» What is expected
In the data below, find each line containing the string "color" and return it.

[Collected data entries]
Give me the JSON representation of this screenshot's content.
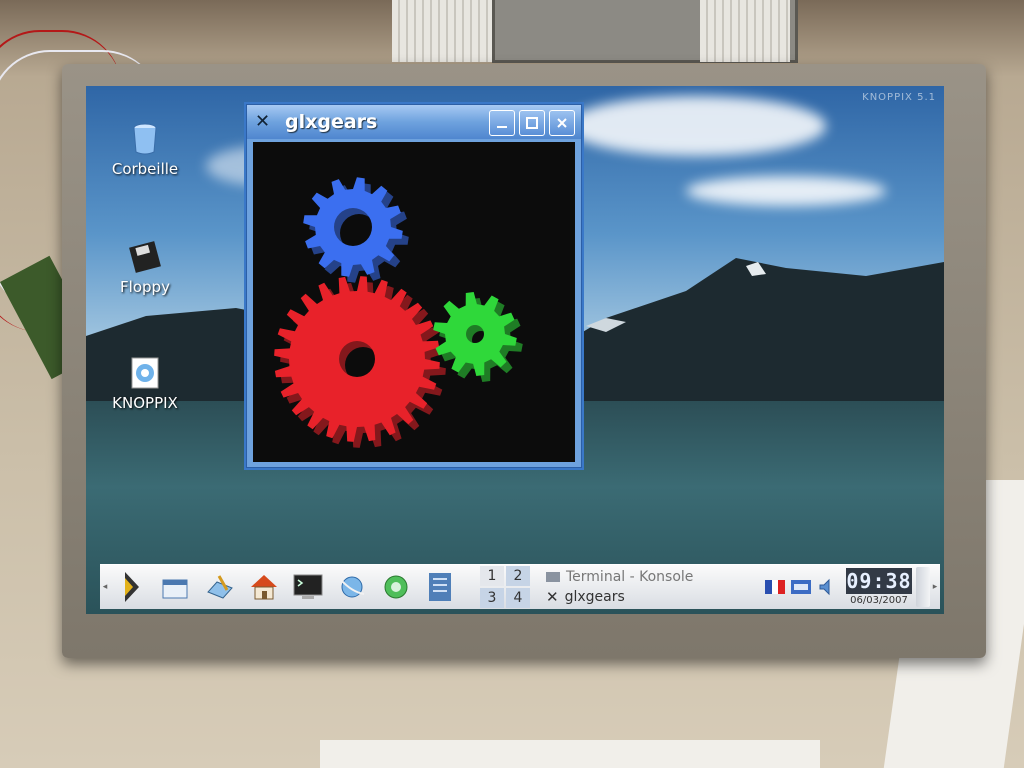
{
  "desktop": {
    "watermark": "KNOPPIX 5.1",
    "icons": [
      {
        "label": "Corbeille",
        "icon": "trash-icon"
      },
      {
        "label": "Floppy",
        "icon": "floppy-icon"
      },
      {
        "label": "KNOPPIX",
        "icon": "knoppix-icon"
      }
    ]
  },
  "window": {
    "title": "glxgears",
    "app_icon": "x-icon",
    "buttons": [
      "minimize-icon",
      "maximize-icon",
      "close-icon"
    ],
    "gears": [
      {
        "color": "#3b6ff0",
        "role": "top-left gear"
      },
      {
        "color": "#e8222a",
        "role": "large gear"
      },
      {
        "color": "#2fd83a",
        "role": "small right gear"
      }
    ]
  },
  "taskbar": {
    "launchers": [
      "kmenu-icon",
      "window-list-icon",
      "editor-icon",
      "home-icon",
      "terminal-icon",
      "browser-icon",
      "network-icon",
      "konqueror-icon"
    ],
    "pager": [
      "1",
      "2",
      "3",
      "4"
    ],
    "active_desktop": "2",
    "tasks": [
      {
        "label": "Terminal - Konsole",
        "active": false
      },
      {
        "label": "glxgears",
        "active": true
      }
    ],
    "tray": [
      "language-flag-icon",
      "keyboard-icon",
      "volume-icon"
    ],
    "clock": {
      "time": "09:38",
      "date": "06/03/2007"
    }
  }
}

» Result
        "color": "#3b6ff0",
        "color": "#e8222a",
        "color": "#2fd83a",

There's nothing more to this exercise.